* _Records supplied_:

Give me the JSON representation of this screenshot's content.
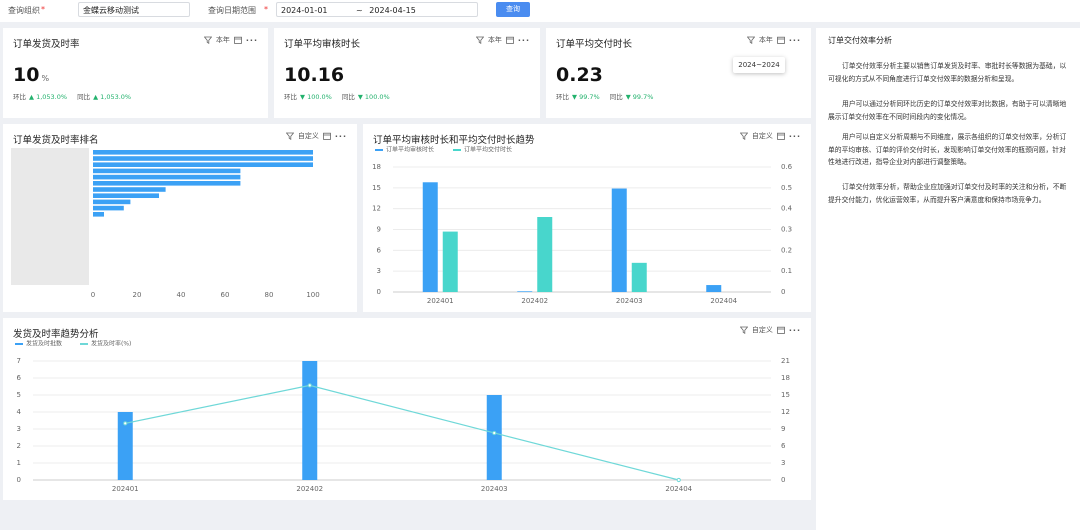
{
  "filters": {
    "org_label": "查询组织",
    "org_required": "*",
    "org_value": "金蝶云移动测试",
    "date_label": "查询日期范围",
    "date_required": "*",
    "date_start": "2024-01-01",
    "date_sep": "~",
    "date_end": "2024-04-15",
    "button": "查询"
  },
  "kpis": [
    {
      "title": "订单发货及时率",
      "period": "本年",
      "value": "10",
      "unit": "%",
      "mom_label": "环比",
      "mom": "▲ 1,053.0%",
      "yoy_label": "同比",
      "yoy": "▲ 1,053.0%"
    },
    {
      "title": "订单平均审核时长",
      "period": "本年",
      "value": "10.16",
      "mom_label": "环比",
      "mom": "▼ 100.0%",
      "yoy_label": "同比",
      "yoy": "▼ 100.0%"
    },
    {
      "title": "订单平均交付时长",
      "period": "本年",
      "value": "0.23",
      "mom_label": "环比",
      "mom": "▼ 99.7%",
      "yoy_label": "同比",
      "yoy": "▼ 99.7%"
    }
  ],
  "tooltip": "2024~2024",
  "panel": {
    "title": "订单交付效率分析",
    "paragraphs": [
      "订单交付效率分析主要以销售订单发货及时率、审批时长等数据为基础，以可视化的方式从不同角度进行订单交付效率的数据分析和呈现。",
      "用户可以通过分析同环比历史的订单交付效率对比数据，有助于可以清晰地展示订单交付效率在不同时间段内的变化情况。",
      "用户可以自定义分析周期与不同维度，展示各组织的订单交付效率，分析订单的平均审核、订单的评价交付时长，发现影响订单交付效率的瓶颈问题，针对性地进行改进，指导企业对内部进行调整策略。",
      "订单交付效率分析，帮助企业应加强对订单交付及时率的关注和分析，不断提升交付能力，优化运营效率，从而提升客户满意度和保持市场竞争力。"
    ]
  },
  "chart_data": [
    {
      "type": "barh",
      "title": "订单发货及时率排名",
      "period": "自定义",
      "categories": [
        null,
        null,
        null,
        null,
        null,
        null,
        null,
        null,
        null,
        null,
        null
      ],
      "values": [
        100,
        100,
        100,
        67,
        67,
        67,
        33,
        30,
        17,
        14,
        5
      ],
      "color": "#3ba1f5",
      "xlim": [
        0,
        100
      ],
      "xticks": [
        0,
        20,
        40,
        60,
        80,
        100
      ],
      "grid": false
    },
    {
      "type": "combo",
      "title": "订单平均审核时长和平均交付时长趋势",
      "period": "自定义",
      "categories": [
        "202401",
        "202402",
        "202403",
        "202404"
      ],
      "series": [
        {
          "name": "订单平均审核时长",
          "type": "bar",
          "color": "#3ba1f5",
          "values": [
            15.8,
            0.1,
            14.9,
            1.0
          ]
        },
        {
          "name": "订单平均交付时长",
          "type": "bar",
          "color": "#48d6cc",
          "axis": "y2",
          "values": [
            0.29,
            0.36,
            0.14,
            0
          ]
        }
      ],
      "ylim": [
        0,
        18
      ],
      "yticks": [
        0,
        3,
        6,
        9,
        12,
        15,
        18
      ],
      "y2lim": [
        0,
        0.6
      ],
      "y2ticks": [
        0,
        0.1,
        0.2,
        0.3,
        0.4,
        0.5,
        0.6
      ],
      "grid": true
    },
    {
      "type": "combo",
      "title": "发货及时率趋势分析",
      "period": "自定义",
      "categories": [
        "202401",
        "202402",
        "202403",
        "202404"
      ],
      "series": [
        {
          "name": "发货及时批数",
          "type": "bar",
          "color": "#3ba1f5",
          "values": [
            4,
            7,
            5,
            0
          ]
        },
        {
          "name": "发货及时率(%)",
          "type": "line",
          "color": "#6fd8d8",
          "axis": "y2",
          "values": [
            10,
            16.7,
            8.3,
            0
          ]
        }
      ],
      "ylim": [
        0,
        7
      ],
      "yticks": [
        0,
        1,
        2,
        3,
        4,
        5,
        6,
        7
      ],
      "y2lim": [
        0,
        21
      ],
      "y2ticks": [
        0,
        3,
        6,
        9,
        12,
        15,
        18,
        21
      ],
      "grid": true
    }
  ]
}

* _Exercise brief_:
Identify all lines in the records above with the word "title".

* _Output for this exercise_:
      "title": "订单发货及时率",
      "title": "订单平均审核时长",
      "title": "订单平均交付时长",
    "title": "订单交付效率分析",
      "title": "订单发货及时率排名",
      "title": "订单平均审核时长和平均交付时长趋势",
      "title": "发货及时率趋势分析",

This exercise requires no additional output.